Instruction —
How many lines of these entries hold the string "prélevé"? Reply with the number alone.

───── Record extracts

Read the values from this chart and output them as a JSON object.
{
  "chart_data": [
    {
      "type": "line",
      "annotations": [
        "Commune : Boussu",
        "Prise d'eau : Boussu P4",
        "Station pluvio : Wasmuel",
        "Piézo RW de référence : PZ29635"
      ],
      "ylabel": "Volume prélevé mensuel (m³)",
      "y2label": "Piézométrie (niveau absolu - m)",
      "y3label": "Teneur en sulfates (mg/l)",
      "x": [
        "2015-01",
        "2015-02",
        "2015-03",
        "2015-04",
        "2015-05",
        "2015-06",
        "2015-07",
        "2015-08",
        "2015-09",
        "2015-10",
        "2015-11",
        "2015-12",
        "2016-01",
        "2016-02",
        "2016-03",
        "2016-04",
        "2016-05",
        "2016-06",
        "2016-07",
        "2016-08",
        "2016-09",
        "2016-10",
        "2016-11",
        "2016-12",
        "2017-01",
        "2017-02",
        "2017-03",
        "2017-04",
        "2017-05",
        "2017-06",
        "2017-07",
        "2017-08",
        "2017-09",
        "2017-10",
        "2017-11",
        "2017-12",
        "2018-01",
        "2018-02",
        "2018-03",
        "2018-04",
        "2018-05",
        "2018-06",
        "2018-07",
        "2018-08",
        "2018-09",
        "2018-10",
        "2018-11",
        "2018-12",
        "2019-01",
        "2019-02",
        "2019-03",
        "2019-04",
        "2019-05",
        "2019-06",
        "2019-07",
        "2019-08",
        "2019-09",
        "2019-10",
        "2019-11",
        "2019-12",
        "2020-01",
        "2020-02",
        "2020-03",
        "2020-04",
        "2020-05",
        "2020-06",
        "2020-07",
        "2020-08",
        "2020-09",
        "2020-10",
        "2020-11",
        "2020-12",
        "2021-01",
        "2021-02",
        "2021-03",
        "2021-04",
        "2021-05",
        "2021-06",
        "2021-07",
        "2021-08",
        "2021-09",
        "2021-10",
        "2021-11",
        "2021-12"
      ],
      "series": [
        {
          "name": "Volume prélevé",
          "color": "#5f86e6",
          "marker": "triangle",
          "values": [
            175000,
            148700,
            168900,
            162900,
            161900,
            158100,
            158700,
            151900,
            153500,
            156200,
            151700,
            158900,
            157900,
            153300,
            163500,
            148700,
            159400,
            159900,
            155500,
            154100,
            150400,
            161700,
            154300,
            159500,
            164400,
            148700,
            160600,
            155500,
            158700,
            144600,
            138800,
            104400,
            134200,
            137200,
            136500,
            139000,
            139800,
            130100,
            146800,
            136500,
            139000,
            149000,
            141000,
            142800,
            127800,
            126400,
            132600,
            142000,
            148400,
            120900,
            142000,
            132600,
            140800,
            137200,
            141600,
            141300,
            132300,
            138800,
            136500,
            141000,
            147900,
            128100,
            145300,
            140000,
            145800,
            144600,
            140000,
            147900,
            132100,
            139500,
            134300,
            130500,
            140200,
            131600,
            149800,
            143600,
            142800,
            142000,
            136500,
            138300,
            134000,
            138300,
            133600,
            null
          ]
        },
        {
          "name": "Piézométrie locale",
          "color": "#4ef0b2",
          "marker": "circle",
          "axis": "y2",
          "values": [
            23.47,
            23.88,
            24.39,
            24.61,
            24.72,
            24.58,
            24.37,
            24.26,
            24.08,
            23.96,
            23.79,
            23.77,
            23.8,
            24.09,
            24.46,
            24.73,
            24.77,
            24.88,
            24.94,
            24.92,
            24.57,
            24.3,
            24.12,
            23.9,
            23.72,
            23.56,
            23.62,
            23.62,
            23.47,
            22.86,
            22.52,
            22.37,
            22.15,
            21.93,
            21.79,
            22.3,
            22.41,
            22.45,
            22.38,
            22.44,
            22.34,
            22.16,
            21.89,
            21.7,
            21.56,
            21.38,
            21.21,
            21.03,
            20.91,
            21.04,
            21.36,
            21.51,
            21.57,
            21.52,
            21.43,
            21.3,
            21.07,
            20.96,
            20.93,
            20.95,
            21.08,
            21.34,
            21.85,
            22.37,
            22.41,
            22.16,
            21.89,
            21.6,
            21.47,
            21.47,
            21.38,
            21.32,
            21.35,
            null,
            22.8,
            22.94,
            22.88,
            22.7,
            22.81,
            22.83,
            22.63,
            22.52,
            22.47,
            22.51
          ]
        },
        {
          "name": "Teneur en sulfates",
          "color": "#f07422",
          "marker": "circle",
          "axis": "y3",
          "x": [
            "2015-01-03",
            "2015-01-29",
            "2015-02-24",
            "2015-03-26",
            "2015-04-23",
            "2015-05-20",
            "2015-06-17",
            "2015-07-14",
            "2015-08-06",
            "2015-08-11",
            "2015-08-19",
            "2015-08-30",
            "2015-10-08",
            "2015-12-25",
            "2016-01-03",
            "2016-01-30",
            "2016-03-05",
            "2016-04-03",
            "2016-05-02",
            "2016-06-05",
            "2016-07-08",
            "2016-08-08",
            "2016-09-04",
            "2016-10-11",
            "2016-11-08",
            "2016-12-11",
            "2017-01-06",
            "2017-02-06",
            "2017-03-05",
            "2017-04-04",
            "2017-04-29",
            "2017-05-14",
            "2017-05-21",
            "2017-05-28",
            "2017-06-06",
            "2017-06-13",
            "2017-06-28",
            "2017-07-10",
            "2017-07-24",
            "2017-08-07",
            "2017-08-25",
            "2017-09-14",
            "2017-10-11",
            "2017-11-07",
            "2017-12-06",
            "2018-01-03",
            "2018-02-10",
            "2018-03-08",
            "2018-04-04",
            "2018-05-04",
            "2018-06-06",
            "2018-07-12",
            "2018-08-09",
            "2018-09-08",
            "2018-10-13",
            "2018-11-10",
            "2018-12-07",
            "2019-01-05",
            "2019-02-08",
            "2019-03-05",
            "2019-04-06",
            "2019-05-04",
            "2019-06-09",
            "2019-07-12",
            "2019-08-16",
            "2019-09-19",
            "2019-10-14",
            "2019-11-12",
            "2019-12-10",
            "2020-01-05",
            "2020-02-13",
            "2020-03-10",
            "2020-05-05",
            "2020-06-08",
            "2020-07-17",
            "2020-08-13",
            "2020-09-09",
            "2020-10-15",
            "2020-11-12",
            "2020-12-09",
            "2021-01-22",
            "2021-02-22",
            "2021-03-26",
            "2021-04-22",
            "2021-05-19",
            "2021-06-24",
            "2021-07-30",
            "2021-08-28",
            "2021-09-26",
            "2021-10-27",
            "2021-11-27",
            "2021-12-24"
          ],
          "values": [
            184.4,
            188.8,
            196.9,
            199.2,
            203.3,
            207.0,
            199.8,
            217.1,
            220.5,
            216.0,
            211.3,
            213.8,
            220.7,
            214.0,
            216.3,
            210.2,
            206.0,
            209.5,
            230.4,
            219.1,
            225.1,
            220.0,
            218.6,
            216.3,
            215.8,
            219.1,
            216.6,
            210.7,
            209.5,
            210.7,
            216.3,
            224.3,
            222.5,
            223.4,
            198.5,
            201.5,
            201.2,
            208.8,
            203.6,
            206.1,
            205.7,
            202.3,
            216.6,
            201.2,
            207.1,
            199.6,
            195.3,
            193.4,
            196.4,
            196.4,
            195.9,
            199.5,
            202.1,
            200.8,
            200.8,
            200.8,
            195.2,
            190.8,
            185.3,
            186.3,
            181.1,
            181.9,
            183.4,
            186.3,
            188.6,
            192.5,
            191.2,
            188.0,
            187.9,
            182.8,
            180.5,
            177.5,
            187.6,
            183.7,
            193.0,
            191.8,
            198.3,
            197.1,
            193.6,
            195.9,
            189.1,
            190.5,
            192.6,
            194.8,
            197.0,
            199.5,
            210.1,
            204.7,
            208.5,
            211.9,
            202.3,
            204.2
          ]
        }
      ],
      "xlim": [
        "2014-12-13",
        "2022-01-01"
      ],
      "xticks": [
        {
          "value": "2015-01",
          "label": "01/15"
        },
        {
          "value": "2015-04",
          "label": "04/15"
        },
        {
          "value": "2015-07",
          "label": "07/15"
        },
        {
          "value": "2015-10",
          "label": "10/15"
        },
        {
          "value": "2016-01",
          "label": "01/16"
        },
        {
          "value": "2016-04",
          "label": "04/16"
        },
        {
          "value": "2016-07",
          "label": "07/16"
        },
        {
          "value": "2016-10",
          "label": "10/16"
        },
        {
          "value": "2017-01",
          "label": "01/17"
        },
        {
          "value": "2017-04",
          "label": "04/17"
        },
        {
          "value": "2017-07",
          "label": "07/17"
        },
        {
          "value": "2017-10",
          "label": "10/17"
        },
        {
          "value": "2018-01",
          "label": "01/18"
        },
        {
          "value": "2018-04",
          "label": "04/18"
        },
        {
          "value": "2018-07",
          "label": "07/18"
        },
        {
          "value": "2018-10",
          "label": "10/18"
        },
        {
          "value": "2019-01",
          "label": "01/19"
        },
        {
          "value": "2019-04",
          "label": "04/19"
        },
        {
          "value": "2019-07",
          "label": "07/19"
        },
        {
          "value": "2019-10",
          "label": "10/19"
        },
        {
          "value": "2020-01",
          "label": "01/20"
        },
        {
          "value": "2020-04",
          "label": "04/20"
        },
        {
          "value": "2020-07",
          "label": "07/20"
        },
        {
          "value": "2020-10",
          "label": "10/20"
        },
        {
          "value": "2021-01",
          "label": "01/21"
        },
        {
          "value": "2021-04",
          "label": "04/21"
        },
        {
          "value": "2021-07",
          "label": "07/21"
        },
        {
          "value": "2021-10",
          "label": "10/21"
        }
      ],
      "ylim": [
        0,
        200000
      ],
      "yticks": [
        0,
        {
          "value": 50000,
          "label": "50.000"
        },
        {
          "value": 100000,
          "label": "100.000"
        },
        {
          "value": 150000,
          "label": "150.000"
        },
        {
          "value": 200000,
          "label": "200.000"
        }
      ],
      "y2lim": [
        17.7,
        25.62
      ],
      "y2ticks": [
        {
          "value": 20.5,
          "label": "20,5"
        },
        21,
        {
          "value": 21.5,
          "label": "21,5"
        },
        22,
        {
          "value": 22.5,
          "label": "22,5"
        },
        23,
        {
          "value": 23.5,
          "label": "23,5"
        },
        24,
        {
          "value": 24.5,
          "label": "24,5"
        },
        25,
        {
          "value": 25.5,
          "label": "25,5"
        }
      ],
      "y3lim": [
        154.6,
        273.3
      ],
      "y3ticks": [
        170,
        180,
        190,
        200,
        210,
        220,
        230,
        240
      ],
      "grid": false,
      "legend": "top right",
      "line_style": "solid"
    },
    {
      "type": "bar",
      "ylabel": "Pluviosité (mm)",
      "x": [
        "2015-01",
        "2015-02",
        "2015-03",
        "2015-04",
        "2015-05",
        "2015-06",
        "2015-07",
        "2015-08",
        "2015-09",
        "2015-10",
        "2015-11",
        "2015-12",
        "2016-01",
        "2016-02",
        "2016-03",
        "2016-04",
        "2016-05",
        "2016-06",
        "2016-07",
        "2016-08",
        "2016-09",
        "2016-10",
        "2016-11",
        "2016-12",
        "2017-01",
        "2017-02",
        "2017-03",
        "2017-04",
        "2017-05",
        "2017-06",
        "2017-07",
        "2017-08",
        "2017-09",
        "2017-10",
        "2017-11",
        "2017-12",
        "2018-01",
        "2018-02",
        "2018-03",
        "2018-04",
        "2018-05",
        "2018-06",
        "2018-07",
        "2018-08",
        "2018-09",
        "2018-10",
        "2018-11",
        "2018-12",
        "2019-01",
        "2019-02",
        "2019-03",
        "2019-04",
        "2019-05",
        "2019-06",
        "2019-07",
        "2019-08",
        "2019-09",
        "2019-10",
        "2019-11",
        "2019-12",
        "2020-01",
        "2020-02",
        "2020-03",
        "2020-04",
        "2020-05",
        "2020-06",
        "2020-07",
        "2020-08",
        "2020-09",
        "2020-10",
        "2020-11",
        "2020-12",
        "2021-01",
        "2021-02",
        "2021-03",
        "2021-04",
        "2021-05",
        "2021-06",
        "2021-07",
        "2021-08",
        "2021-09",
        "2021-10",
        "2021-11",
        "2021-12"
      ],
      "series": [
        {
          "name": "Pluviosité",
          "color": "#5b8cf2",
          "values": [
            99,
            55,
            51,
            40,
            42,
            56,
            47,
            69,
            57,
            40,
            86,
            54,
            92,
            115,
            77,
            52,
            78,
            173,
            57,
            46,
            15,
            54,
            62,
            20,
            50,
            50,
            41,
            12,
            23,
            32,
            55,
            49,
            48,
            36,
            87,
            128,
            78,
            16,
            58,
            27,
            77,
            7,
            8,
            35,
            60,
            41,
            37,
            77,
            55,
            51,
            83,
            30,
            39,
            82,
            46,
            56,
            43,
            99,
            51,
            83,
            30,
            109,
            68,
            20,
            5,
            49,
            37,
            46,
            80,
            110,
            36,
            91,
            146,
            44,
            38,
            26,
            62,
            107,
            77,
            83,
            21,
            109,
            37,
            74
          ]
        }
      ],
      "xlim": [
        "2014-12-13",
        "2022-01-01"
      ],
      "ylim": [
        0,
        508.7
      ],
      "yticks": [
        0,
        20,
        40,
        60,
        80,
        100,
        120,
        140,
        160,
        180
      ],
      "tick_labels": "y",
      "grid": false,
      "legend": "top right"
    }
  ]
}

──────────

Finished task —
2